#### [WHAT IS REQUIRED]
Using the records below, count the lines with "Mary" in them. Give the number only.

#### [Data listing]
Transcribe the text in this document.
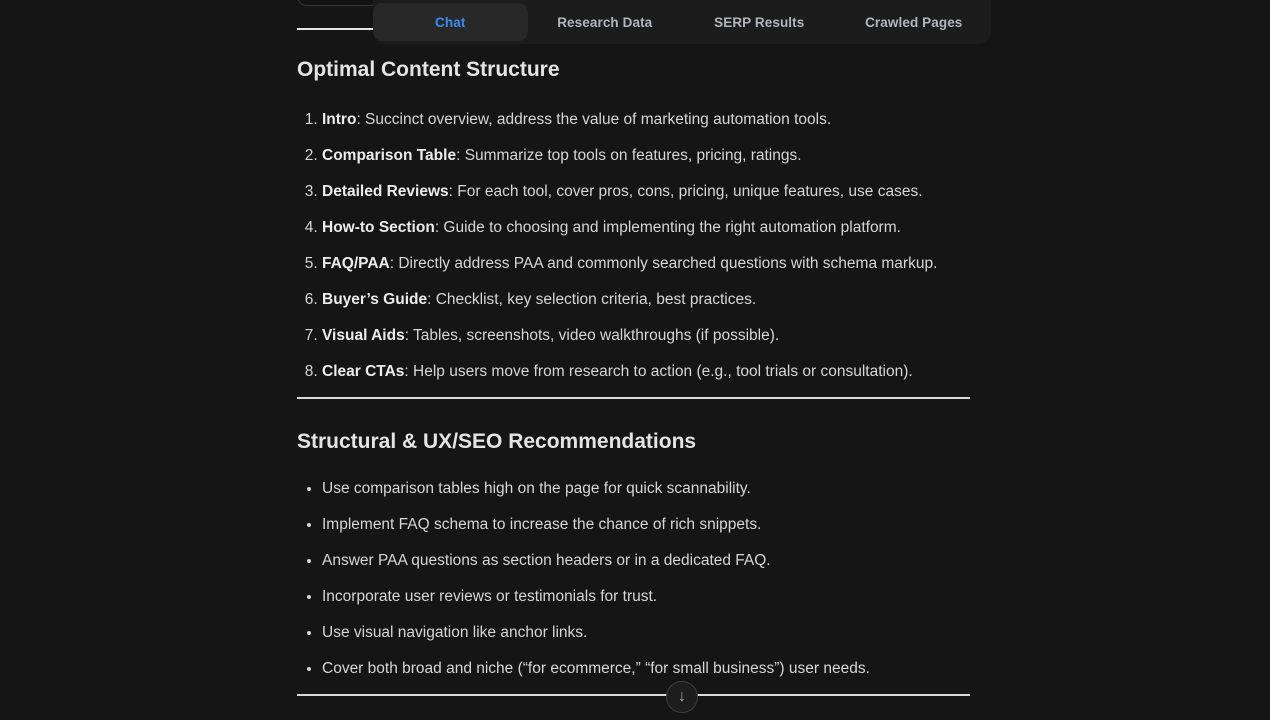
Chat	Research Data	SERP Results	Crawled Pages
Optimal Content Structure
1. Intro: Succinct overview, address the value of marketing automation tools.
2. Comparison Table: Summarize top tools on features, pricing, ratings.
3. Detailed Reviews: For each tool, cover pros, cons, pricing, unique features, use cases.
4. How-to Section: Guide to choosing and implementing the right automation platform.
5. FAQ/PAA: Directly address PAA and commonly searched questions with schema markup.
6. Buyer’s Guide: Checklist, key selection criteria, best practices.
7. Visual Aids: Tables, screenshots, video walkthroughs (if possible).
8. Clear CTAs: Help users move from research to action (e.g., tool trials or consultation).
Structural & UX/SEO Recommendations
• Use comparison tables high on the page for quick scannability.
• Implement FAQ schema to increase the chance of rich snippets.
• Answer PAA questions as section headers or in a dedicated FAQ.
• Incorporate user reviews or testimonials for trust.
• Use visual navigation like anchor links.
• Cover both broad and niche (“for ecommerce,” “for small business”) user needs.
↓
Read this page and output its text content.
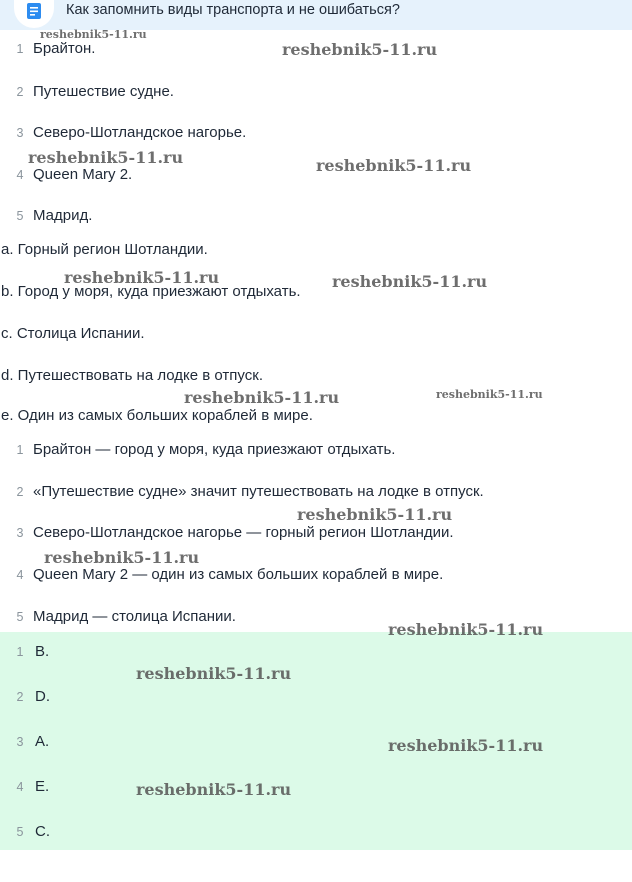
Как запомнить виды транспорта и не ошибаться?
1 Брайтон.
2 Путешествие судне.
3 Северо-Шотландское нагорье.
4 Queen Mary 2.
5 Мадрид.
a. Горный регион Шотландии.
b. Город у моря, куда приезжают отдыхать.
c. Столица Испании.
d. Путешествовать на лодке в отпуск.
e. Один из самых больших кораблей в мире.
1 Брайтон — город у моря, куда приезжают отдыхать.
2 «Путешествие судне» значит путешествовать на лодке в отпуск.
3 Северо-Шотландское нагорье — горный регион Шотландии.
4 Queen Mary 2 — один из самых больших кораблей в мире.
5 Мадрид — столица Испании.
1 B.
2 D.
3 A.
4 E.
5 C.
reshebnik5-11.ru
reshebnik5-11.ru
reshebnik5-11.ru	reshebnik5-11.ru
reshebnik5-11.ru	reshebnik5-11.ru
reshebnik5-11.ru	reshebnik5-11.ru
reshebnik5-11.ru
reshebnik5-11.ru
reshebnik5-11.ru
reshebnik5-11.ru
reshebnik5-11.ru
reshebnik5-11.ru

#### [RESULT OF THIS TASK]
2